# Preprocess pdfs using docling

this is a notebook that describes the process of using docling to convert pdfs to text
Since it utilises some AI Capabilities it does require some gpu power. It is recommended to create a Jupyter enviroment in watsonx and choose a GPU instance.

For additional details on docling please refer to the [docling github](https://github.com/docling-project/docling)


In [1]:
!pip install docling

Collecting docling
  Downloading docling-2.26.0-py3-none-any.whl.metadata (8.8 kB)
Collecting docling-core<3.0.0,>=2.19.0 (from docling-core[chunking]<3.0.0,>=2.19.0->docling)
  Downloading docling_core-2.23.0-py3-none-any.whl.metadata (5.8 kB)
Collecting docling-ibm-models<4.0.0,>=3.4.0 (from docling)
  Downloading docling_ibm_models-3.4.1-py3-none-any.whl.metadata (7.4 kB)
Collecting docling-parse<4.0.0,>=3.3.0 (from docling)
  Downloading docling_parse-3.4.0-cp311-cp311-manylinux_2_17_x86_64.manylinux2014_x86_64.whl.metadata (9.5 kB)
Collecting easyocr<2.0,>=1.7 (from docling)

◆ Entries shown:
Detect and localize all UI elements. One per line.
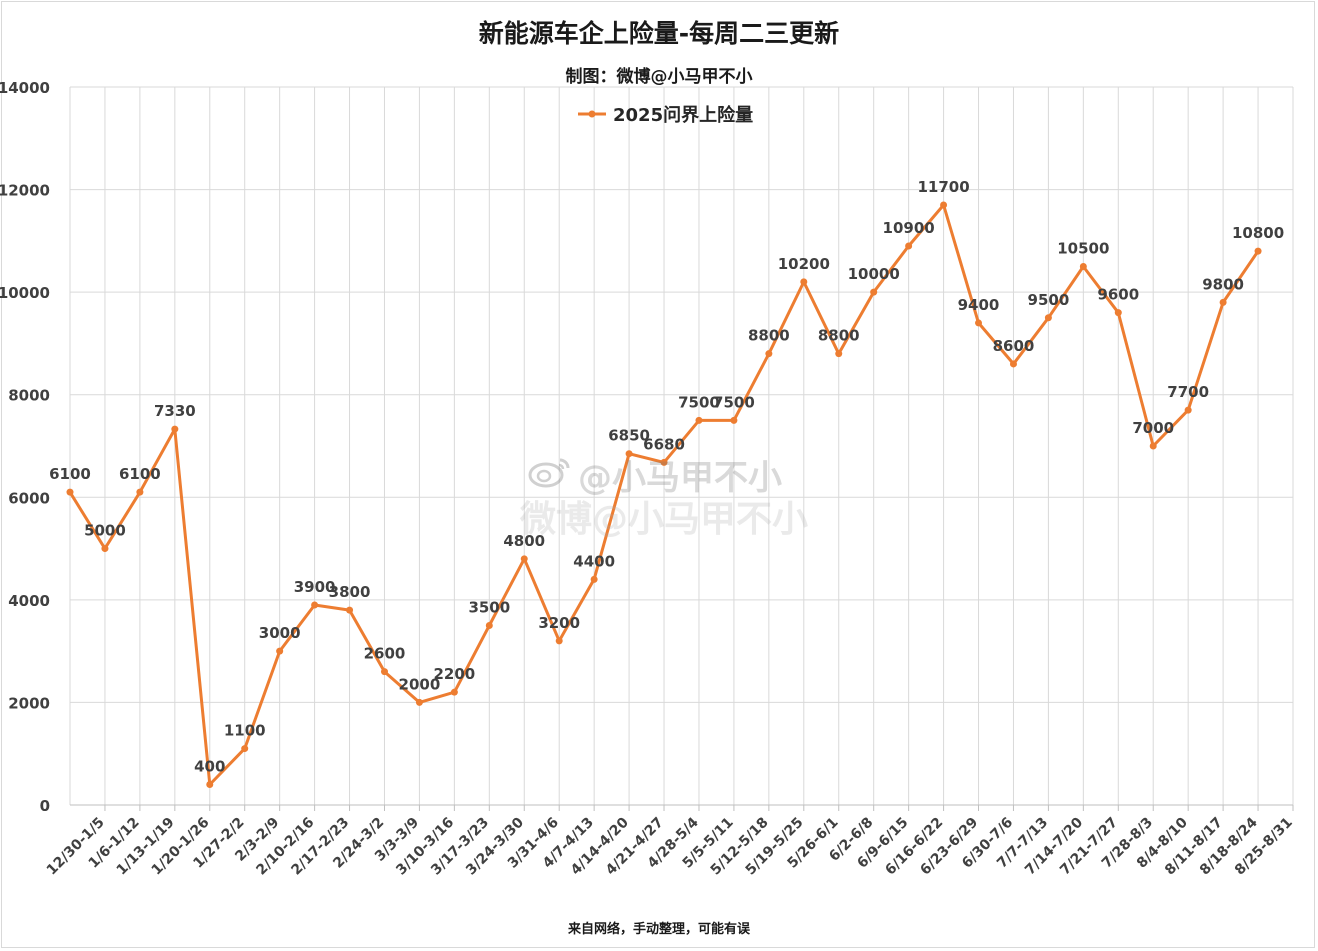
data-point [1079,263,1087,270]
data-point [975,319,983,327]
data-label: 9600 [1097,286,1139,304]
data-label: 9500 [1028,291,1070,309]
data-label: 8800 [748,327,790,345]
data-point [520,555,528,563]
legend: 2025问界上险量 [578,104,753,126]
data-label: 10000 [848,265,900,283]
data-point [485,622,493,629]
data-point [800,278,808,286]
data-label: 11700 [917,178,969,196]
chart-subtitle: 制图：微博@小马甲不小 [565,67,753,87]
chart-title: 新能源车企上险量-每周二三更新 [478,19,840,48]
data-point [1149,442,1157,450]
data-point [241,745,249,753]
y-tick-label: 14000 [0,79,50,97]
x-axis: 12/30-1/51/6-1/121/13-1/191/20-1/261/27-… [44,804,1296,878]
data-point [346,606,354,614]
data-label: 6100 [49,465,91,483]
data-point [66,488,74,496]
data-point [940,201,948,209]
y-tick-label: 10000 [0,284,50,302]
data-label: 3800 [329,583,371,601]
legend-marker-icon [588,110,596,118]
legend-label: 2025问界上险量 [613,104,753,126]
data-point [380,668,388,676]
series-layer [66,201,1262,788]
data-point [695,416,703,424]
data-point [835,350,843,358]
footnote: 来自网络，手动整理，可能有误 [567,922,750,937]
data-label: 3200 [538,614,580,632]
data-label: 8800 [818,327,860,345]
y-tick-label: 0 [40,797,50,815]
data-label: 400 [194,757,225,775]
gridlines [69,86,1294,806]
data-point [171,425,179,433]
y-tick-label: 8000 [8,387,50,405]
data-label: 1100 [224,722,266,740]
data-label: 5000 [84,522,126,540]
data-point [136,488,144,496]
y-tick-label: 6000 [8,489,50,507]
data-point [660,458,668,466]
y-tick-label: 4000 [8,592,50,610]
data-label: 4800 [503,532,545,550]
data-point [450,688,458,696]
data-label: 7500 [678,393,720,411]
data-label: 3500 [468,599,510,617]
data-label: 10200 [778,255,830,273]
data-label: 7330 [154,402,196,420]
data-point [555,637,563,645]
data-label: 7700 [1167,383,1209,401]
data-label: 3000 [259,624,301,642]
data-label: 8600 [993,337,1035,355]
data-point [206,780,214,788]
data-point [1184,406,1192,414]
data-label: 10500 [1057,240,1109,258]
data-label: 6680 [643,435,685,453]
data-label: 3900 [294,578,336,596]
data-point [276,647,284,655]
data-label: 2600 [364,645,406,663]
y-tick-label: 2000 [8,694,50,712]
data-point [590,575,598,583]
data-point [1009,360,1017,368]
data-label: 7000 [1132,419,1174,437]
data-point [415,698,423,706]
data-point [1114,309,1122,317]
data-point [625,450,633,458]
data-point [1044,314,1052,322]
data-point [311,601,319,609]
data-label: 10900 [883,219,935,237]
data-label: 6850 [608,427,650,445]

◆ Stated goal: Repeat the passage of the docling notebook that begins at the words "Downloading docling_core-2.23.0-py3-none-any.whl.metadata (5.8" and stops after "docling_ibm_models-3.4.1-py3-none-any.whl.metadata (7.4 kB)". The listing has no connection to the docling notebook.

◆ Written reply:
Downloading docling_core-2.23.0-py3-none-any.whl.metadata (5.8 kB)
Collecting docling-ibm-models<4.0.0,>=3.4.0 (from docling)
  Downloading docling_ibm_models-3.4.1-py3-none-any.whl.metadata (7.4 kB)